▶ **Prompt**
Don't copy the pictures; return every other part of the records exactly.
* Begin *
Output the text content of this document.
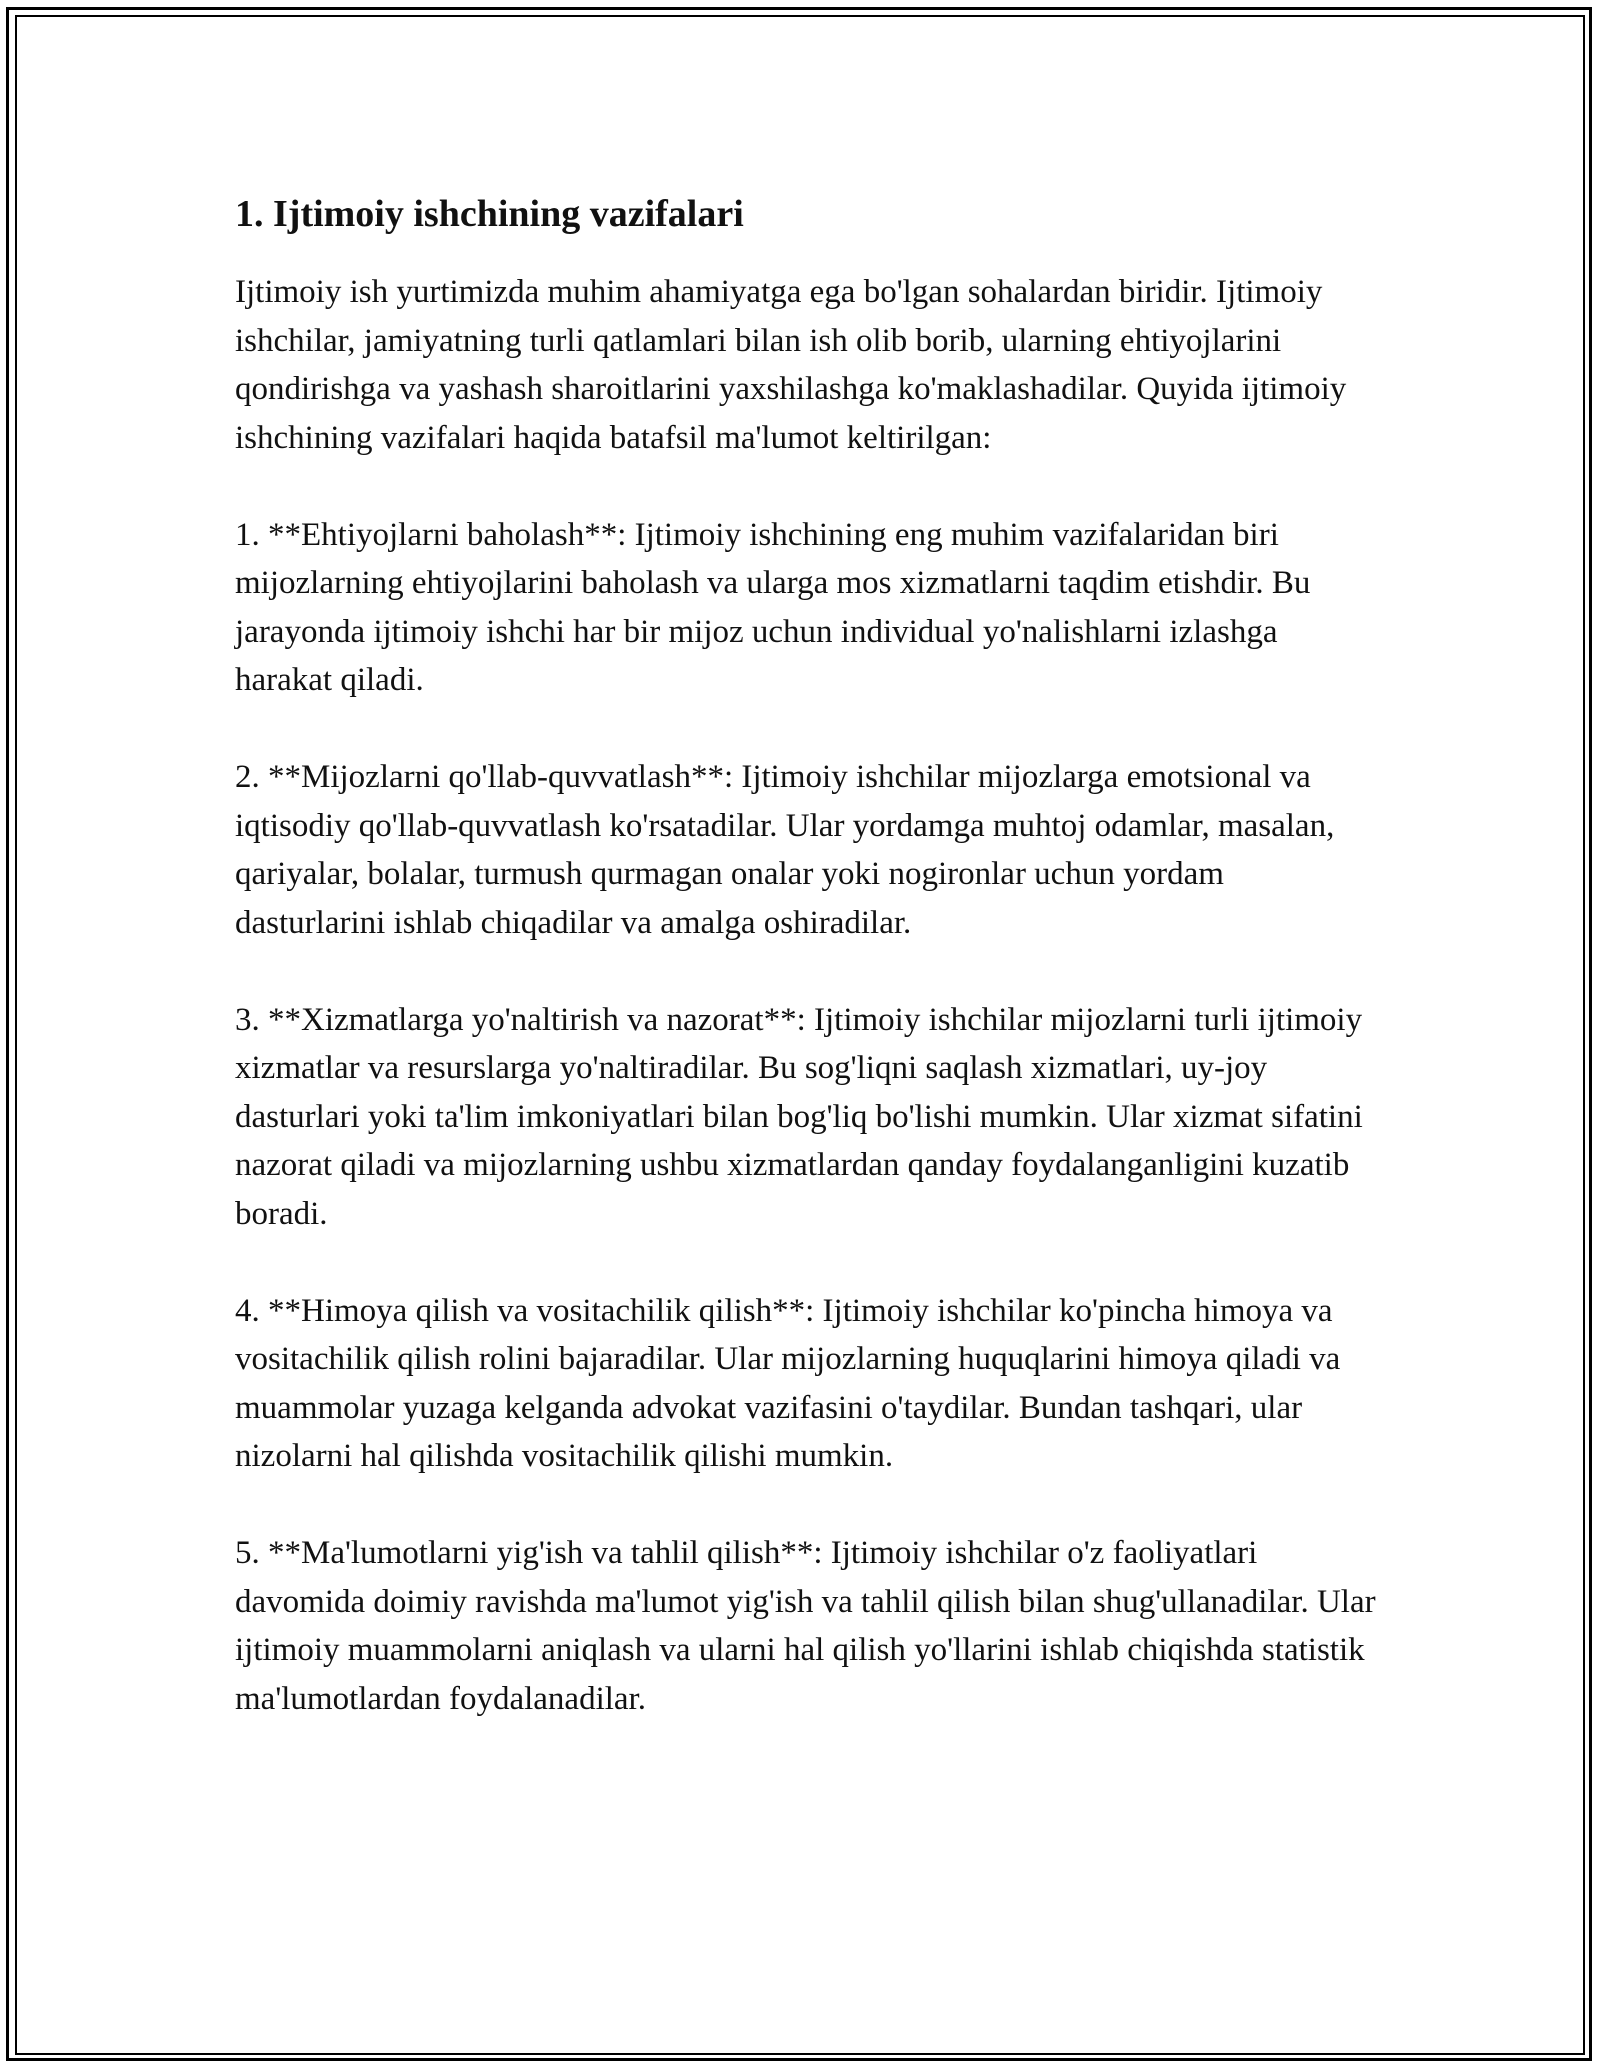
1. Ijtimoiy ishchining vazifalari

Ijtimoiy ish yurtimizda muhim ahamiyatga ega bo'lgan sohalardan biridir. Ijtimoiy ishchilar, jamiyatning turli qatlamlari bilan ish olib borib, ularning ehtiyojlarini qondirishga va yashash sharoitlarini yaxshilashga ko'maklashadilar. Quyida ijtimoiy ishchining vazifalari haqida batafsil ma'lumot keltirilgan:

1. **Ehtiyojlarni baholash**: Ijtimoiy ishchining eng muhim vazifalaridan biri mijozlarning ehtiyojlarini baholash va ularga mos xizmatlarni taqdim etishdir. Bu jarayonda ijtimoiy ishchi har bir mijoz uchun individual yo'nalishlarni izlashga harakat qiladi.

2. **Mijozlarni qo'llab-quvvatlash**: Ijtimoiy ishchilar mijozlarga emotsional va iqtisodiy qo'llab-quvvatlash ko'rsatadilar. Ular yordamga muhtoj odamlar, masalan, qariyalar, bolalar, turmush qurmagan onalar yoki nogironlar uchun yordam dasturlarini ishlab chiqadilar va amalga oshiradilar.

3. **Xizmatlarga yo'naltirish va nazorat**: Ijtimoiy ishchilar mijozlarni turli ijtimoiy xizmatlar va resurslarga yo'naltiradilar. Bu sog'liqni saqlash xizmatlari, uy-joy dasturlari yoki ta'lim imkoniyatlari bilan bog'liq bo'lishi mumkin. Ular xizmat sifatini nazorat qiladi va mijozlarning ushbu xizmatlardan qanday foydalanganligini kuzatib boradi.

4. **Himoya qilish va vositachilik qilish**: Ijtimoiy ishchilar ko'pincha himoya va vositachilik qilish rolini bajaradilar. Ular mijozlarning huquqlarini himoya qiladi va muammolar yuzaga kelganda advokat vazifasini o'taydilar. Bundan tashqari, ular nizolarni hal qilishda vositachilik qilishi mumkin.

5. **Ma'lumotlarni yig'ish va tahlil qilish**: Ijtimoiy ishchilar o'z faoliyatlari davomida doimiy ravishda ma'lumot yig'ish va tahlil qilish bilan shug'ullanadilar. Ular ijtimoiy muammolarni aniqlash va ularni hal qilish yo'llarini ishlab chiqishda statistik ma'lumotlardan foydalanadilar.
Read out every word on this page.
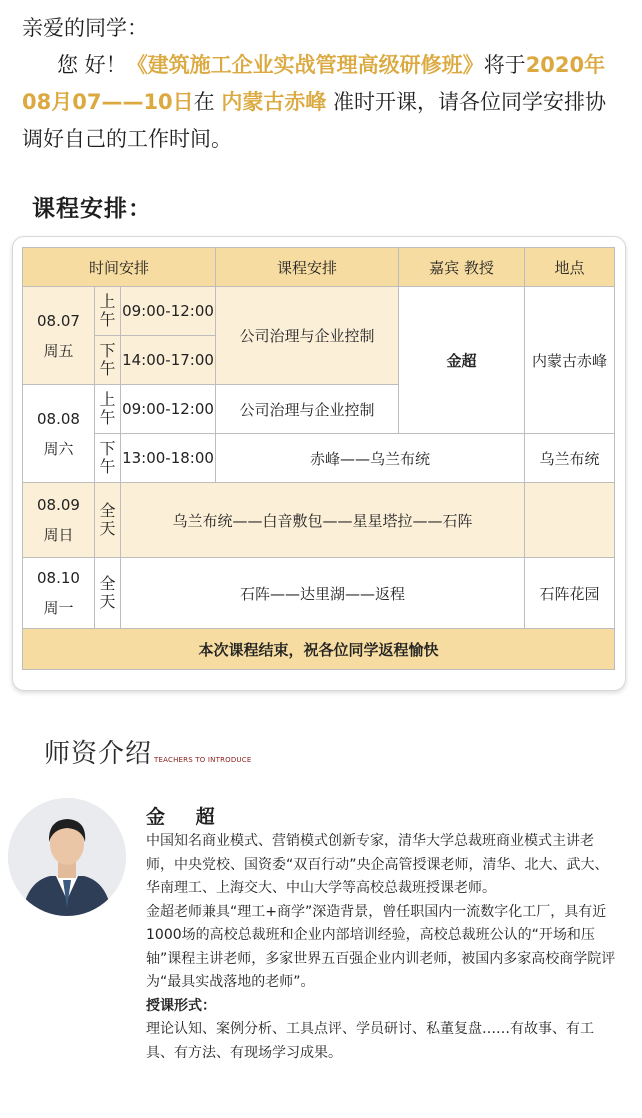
亲爱的同学：

您 好！《建筑施工企业实战管理高级研修班》将于2020年08月07——10日在 内蒙古赤峰 准时开课，请各位同学安排协调好自己的工作时间。

课程安排：
时间安排			课程安排	嘉宾 教授	地点

08.07
周五	上午	09:00-12:00	公司治理与企业控制	金超	内蒙古赤峰
	下午	14:00-17:00			

08.08
周六	上午	09:00-12:00	公司治理与企业控制		
	下午	13:00-18:00	赤峰——乌兰布统		乌兰布统

08.09
周日	全天	乌兰布统——白音敷包——星星塔拉——石阵			

08.10
周一	全天	石阵——达里湖——返程			石阵花园
本次课程结束，祝各位同学返程愉快					
师资介绍 TEACHERS TO INTRODUCE
金 超

中国知名商业模式、营销模式创新专家，清华大学总裁班商业模式主讲老师，中央党校、国资委“双百行动”央企高管授课老师，清华、北大、武大、华南理工、上海交大、中山大学等高校总裁班授课老师。

金超老师兼具“理工+商学”深造背景，曾任职国内一流数字化工厂，具有近1000场的高校总裁班和企业内部培训经验，高校总裁班公认的“开场和压轴”课程主讲老师，多家世界五百强企业内训老师，被国内多家高校商学院评为“最具实战落地的老师”。

授课形式：

理论认知、案例分析、工具点评、学员研讨、私董复盘……有故事、有工具、有方法、有现场学习成果。
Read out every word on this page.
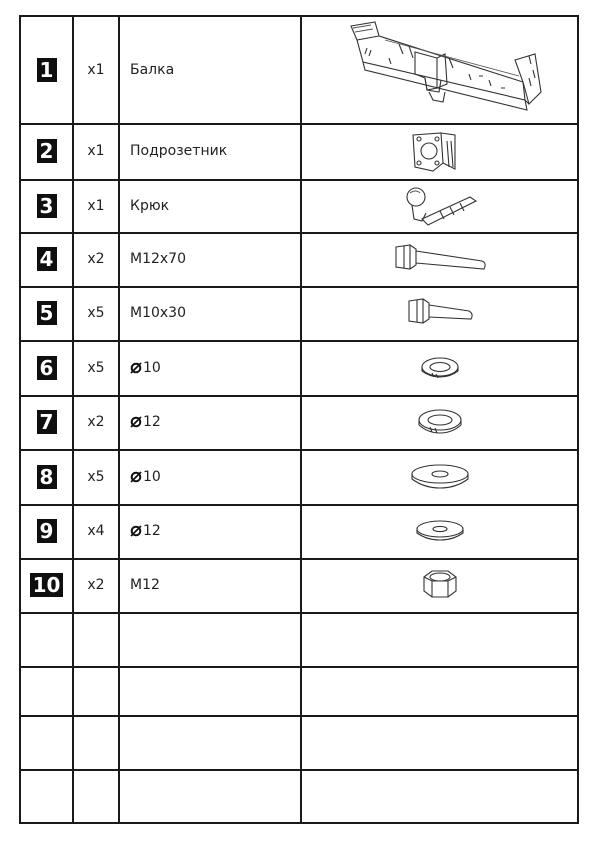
1	x1	Балка
2	x1	Подрозетник
3	x1	Крюк
4	x2	M12x70
5	x5	M10x30
6	x5	10
7	x2	12
8	x5	10
9	x4	12
10	x2	M12
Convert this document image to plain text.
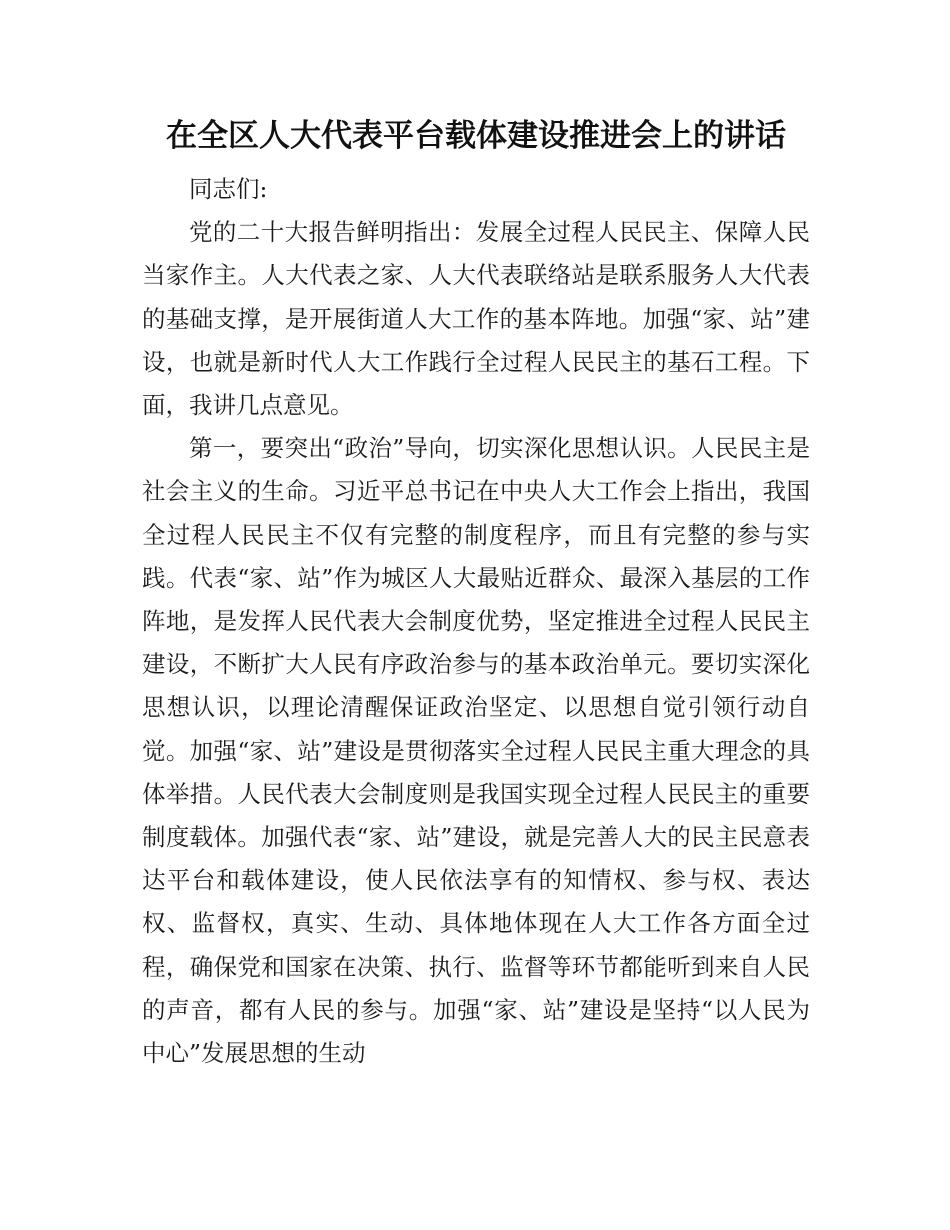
在全区人大代表平台载体建设推进会上的讲话

同志们:

党的二十大报告鲜明指出：发展全过程人民民主、保障人民当家作主。人大代表之家、人大代表联络站是联系服务人大代表的基础支撑，是开展街道人大工作的基本阵地。加强“家、站”建设，也就是新时代人大工作践行全过程人民民主的基石工程。下面，我讲几点意见。

第一，要突出“政治”导向，切实深化思想认识。人民民主是社会主义的生命。习近平总书记在中央人大工作会上指出，我国全过程人民民主不仅有完整的制度程序，而且有完整的参与实践。代表“家、站”作为城区人大最贴近群众、最深入基层的工作阵地，是发挥人民代表大会制度优势，坚定推进全过程人民民主建设，不断扩大人民有序政治参与的基本政治单元。要切实深化思想认识，以理论清醒保证政治坚定、以思想自觉引领行动自觉。加强“家、站”建设是贯彻落实全过程人民民主重大理念的具体举措。人民代表大会制度则是我国实现全过程人民民主的重要制度载体。加强代表“家、站”建设，就是完善人大的民主民意表达平台和载体建设，使人民依法享有的知情权、参与权、表达权、监督权，真实、生动、具体地体现在人大工作各方面全过程，确保党和国家在决策、执行、监督等环节都能听到来自人民的声音，都有人民的参与。加强“家、站”建设是坚持“以人民为中心”发展思想的生动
* End *
▶ **Full output**
Output the text content of this document.
1. Ijtimoiy ishchining vazifalari

Ijtimoiy ish yurtimizda muhim ahamiyatga ega bo'lgan sohalardan biridir. Ijtimoiy ishchilar, jamiyatning turli qatlamlari bilan ish olib borib, ularning ehtiyojlarini qondirishga va yashash sharoitlarini yaxshilashga ko'maklashadilar. Quyida ijtimoiy ishchining vazifalari haqida batafsil ma'lumot keltirilgan:

1. **Ehtiyojlarni baholash**: Ijtimoiy ishchining eng muhim vazifalaridan biri mijozlarning ehtiyojlarini baholash va ularga mos xizmatlarni taqdim etishdir. Bu jarayonda ijtimoiy ishchi har bir mijoz uchun individual yo'nalishlarni izlashga harakat qiladi.

2. **Mijozlarni qo'llab-quvvatlash**: Ijtimoiy ishchilar mijozlarga emotsional va iqtisodiy qo'llab-quvvatlash ko'rsatadilar. Ular yordamga muhtoj odamlar, masalan, qariyalar, bolalar, turmush qurmagan onalar yoki nogironlar uchun yordam dasturlarini ishlab chiqadilar va amalga oshiradilar.

3. **Xizmatlarga yo'naltirish va nazorat**: Ijtimoiy ishchilar mijozlarni turli ijtimoiy xizmatlar va resurslarga yo'naltiradilar. Bu sog'liqni saqlash xizmatlari, uy-joy dasturlari yoki ta'lim imkoniyatlari bilan bog'liq bo'lishi mumkin. Ular xizmat sifatini nazorat qiladi va mijozlarning ushbu xizmatlardan qanday foydalanganligini kuzatib boradi.

4. **Himoya qilish va vositachilik qilish**: Ijtimoiy ishchilar ko'pincha himoya va vositachilik qilish rolini bajaradilar. Ular mijozlarning huquqlarini himoya qiladi va muammolar yuzaga kelganda advokat vazifasini o'taydilar. Bundan tashqari, ular nizolarni hal qilishda vositachilik qilishi mumkin.

5. **Ma'lumotlarni yig'ish va tahlil qilish**: Ijtimoiy ishchilar o'z faoliyatlari davomida doimiy ravishda ma'lumot yig'ish va tahlil qilish bilan shug'ullanadilar. Ular ijtimoiy muammolarni aniqlash va ularni hal qilish yo'llarini ishlab chiqishda statistik ma'lumotlardan foydalanadilar.
Read out every word on this page.
亲爱的同学：

您 好！《建筑施工企业实战管理高级研修班》将于2020年08月07——10日在 内蒙古赤峰 准时开课，请各位同学安排协调好自己的工作时间。

课程安排：
时间安排			课程安排	嘉宾 教授	地点

08.07
周五	上午	09:00-12:00	公司治理与企业控制	金超	内蒙古赤峰
	下午	14:00-17:00			

08.08
周六	上午	09:00-12:00	公司治理与企业控制		
	下午	13:00-18:00	赤峰——乌兰布统		乌兰布统

08.09
周日	全天	乌兰布统——白音敷包——星星塔拉——石阵			

08.10
周一	全天	石阵——达里湖——返程			石阵花园
本次课程结束，祝各位同学返程愉快					
师资介绍 TEACHERS TO INTRODUCE
金 超

中国知名商业模式、营销模式创新专家，清华大学总裁班商业模式主讲老师，中央党校、国资委“双百行动”央企高管授课老师，清华、北大、武大、华南理工、上海交大、中山大学等高校总裁班授课老师。

金超老师兼具“理工+商学”深造背景，曾任职国内一流数字化工厂，具有近1000场的高校总裁班和企业内部培训经验，高校总裁班公认的“开场和压轴”课程主讲老师，多家世界五百强企业内训老师，被国内多家高校商学院评为“最具实战落地的老师”。

授课形式：

理论认知、案例分析、工具点评、学员研讨、私董复盘……有故事、有工具、有方法、有现场学习成果。
Read out every word on this page.
1	x1	Балка
2	x1	Подрозетник
3	x1	Крюк
4	x2	M12x70
5	x5	M10x30
6	x5	10
7	x2	12
8	x5	10
9	x4	12
10	x2	M12
Convert this document image to plain text.
在全区人大代表平台载体建设推进会上的讲话

同志们:

党的二十大报告鲜明指出：发展全过程人民民主、保障人民当家作主。人大代表之家、人大代表联络站是联系服务人大代表的基础支撑，是开展街道人大工作的基本阵地。加强“家、站”建设，也就是新时代人大工作践行全过程人民民主的基石工程。下面，我讲几点意见。

第一，要突出“政治”导向，切实深化思想认识。人民民主是社会主义的生命。习近平总书记在中央人大工作会上指出，我国全过程人民民主不仅有完整的制度程序，而且有完整的参与实践。代表“家、站”作为城区人大最贴近群众、最深入基层的工作阵地，是发挥人民代表大会制度优势，坚定推进全过程人民民主建设，不断扩大人民有序政治参与的基本政治单元。要切实深化思想认识，以理论清醒保证政治坚定、以思想自觉引领行动自觉。加强“家、站”建设是贯彻落实全过程人民民主重大理念的具体举措。人民代表大会制度则是我国实现全过程人民民主的重要制度载体。加强代表“家、站”建设，就是完善人大的民主民意表达平台和载体建设，使人民依法享有的知情权、参与权、表达权、监督权，真实、生动、具体地体现在人大工作各方面全过程，确保党和国家在决策、执行、监督等环节都能听到来自人民的声音，都有人民的参与。加强“家、站”建设是坚持“以人民为中心”发展思想的生动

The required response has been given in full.